▶ [Work to be completed]:
Line by line, set down the records exactly as they appear below.

▶ [Source information]:
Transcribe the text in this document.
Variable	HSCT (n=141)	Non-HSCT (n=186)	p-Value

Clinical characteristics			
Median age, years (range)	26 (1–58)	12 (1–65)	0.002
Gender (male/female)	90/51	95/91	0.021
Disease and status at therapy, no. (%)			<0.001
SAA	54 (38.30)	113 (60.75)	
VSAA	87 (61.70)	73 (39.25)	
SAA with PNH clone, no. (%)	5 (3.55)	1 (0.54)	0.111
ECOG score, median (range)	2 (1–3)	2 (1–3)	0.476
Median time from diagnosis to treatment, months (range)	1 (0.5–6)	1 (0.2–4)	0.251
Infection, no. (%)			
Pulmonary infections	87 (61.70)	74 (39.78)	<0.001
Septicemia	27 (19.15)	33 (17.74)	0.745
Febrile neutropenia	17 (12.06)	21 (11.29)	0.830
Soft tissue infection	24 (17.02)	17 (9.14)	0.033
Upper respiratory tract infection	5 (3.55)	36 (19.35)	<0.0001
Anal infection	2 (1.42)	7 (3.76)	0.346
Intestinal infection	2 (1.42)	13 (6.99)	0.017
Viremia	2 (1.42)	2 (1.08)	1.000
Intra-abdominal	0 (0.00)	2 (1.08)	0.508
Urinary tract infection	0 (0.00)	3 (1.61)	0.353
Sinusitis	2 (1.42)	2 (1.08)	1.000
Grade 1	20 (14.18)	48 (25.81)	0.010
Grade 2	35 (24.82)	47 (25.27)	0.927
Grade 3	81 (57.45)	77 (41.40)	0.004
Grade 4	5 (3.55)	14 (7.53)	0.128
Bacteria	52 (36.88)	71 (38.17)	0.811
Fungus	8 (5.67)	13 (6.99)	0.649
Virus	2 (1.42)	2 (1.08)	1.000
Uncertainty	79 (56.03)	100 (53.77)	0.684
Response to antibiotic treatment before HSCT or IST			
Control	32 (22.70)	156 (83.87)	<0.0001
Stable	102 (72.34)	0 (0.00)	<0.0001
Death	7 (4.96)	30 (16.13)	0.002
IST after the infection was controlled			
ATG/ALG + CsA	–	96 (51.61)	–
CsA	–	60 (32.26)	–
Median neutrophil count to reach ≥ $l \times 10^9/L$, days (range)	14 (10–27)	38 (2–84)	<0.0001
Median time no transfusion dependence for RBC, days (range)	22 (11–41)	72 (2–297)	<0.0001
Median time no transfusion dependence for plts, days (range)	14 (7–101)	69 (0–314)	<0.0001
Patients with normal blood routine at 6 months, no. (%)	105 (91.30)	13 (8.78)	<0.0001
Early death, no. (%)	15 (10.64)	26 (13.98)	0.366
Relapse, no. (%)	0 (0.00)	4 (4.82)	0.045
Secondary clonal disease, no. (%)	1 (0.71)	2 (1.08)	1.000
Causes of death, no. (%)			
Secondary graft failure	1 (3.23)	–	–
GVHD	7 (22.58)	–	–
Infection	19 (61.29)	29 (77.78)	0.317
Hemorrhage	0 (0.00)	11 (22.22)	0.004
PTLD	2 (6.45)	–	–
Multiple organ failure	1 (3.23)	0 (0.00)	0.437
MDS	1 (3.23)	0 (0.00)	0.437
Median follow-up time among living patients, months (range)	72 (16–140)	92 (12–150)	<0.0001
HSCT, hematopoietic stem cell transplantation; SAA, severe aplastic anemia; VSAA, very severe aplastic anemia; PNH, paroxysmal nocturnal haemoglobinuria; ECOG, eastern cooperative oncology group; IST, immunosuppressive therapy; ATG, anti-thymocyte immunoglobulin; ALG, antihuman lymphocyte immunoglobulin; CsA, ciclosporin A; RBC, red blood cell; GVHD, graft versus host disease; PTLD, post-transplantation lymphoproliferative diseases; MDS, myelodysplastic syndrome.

▶ [Answer below]:
Transcribe the text in this document.
Variable	HSCT (n=141)	Non-HSCT (n=186)	p-Value

Clinical characteristics			
Median age, years (range)	26 (1–58)	12 (1–65)	0.002
Gender (male/female)	90/51	95/91	0.021
Disease and status at therapy, no. (%)			<0.001
SAA	54 (38.30)	113 (60.75)	
VSAA	87 (61.70)	73 (39.25)	
SAA with PNH clone, no. (%)	5 (3.55)	1 (0.54)	0.111
ECOG score, median (range)	2 (1–3)	2 (1–3)	0.476
Median time from diagnosis to treatment, months (range)	1 (0.5–6)	1 (0.2–4)	0.251
Infection, no. (%)			
Pulmonary infections	87 (61.70)	74 (39.78)	<0.001
Septicemia	27 (19.15)	33 (17.74)	0.745
Febrile neutropenia	17 (12.06)	21 (11.29)	0.830
Soft tissue infection	24 (17.02)	17 (9.14)	0.033
Upper respiratory tract infection	5 (3.55)	36 (19.35)	<0.0001
Anal infection	2 (1.42)	7 (3.76)	0.346
Intestinal infection	2 (1.42)	13 (6.99)	0.017
Viremia	2 (1.42)	2 (1.08)	1.000
Intra-abdominal	0 (0.00)	2 (1.08)	0.508
Urinary tract infection	0 (0.00)	3 (1.61)	0.353
Sinusitis	2 (1.42)	2 (1.08)	1.000
Grade 1	20 (14.18)	48 (25.81)	0.010
Grade 2	35 (24.82)	47 (25.27)	0.927
Grade 3	81 (57.45)	77 (41.40)	0.004
Grade 4	5 (3.55)	14 (7.53)	0.128
Bacteria	52 (36.88)	71 (38.17)	0.811
Fungus	8 (5.67)	13 (6.99)	0.649
Virus	2 (1.42)	2 (1.08)	1.000
Uncertainty	79 (56.03)	100 (53.77)	0.684
Response to antibiotic treatment before HSCT or IST			
Control	32 (22.70)	156 (83.87)	<0.0001
Stable	102 (72.34)	0 (0.00)	<0.0001
Death	7 (4.96)	30 (16.13)	0.002
IST after the infection was controlled			
ATG/ALG + CsA	–	96 (51.61)	–
CsA	–	60 (32.26)	–
Median neutrophil count to reach ≥ $l \times 10^9/L$, days (range)	14 (10–27)	38 (2–84)	<0.0001
Median time no transfusion dependence for RBC, days (range)	22 (11–41)	72 (2–297)	<0.0001
Median time no transfusion dependence for plts, days (range)	14 (7–101)	69 (0–314)	<0.0001
Patients with normal blood routine at 6 months, no. (%)	105 (91.30)	13 (8.78)	<0.0001
Early death, no. (%)	15 (10.64)	26 (13.98)	0.366
Relapse, no. (%)	0 (0.00)	4 (4.82)	0.045
Secondary clonal disease, no. (%)	1 (0.71)	2 (1.08)	1.000
Causes of death, no. (%)			
Secondary graft failure	1 (3.23)	–	–
GVHD	7 (22.58)	–	–
Infection	19 (61.29)	29 (77.78)	0.317
Hemorrhage	0 (0.00)	11 (22.22)	0.004
PTLD	2 (6.45)	–	–
Multiple organ failure	1 (3.23)	0 (0.00)	0.437
MDS	1 (3.23)	0 (0.00)	0.437
Median follow-up time among living patients, months (range)	72 (16–140)	92 (12–150)	<0.0001
HSCT, hematopoietic stem cell transplantation; SAA, severe aplastic anemia; VSAA, very severe aplastic anemia; PNH, paroxysmal nocturnal haemoglobinuria; ECOG, eastern cooperative oncology group; IST, immunosuppressive therapy; ATG, anti-thymocyte immunoglobulin; ALG, antihuman lymphocyte immunoglobulin; CsA, ciclosporin A; RBC, red blood cell; GVHD, graft versus host disease; PTLD, post-transplantation lymphoproliferative diseases; MDS, myelodysplastic syndrome.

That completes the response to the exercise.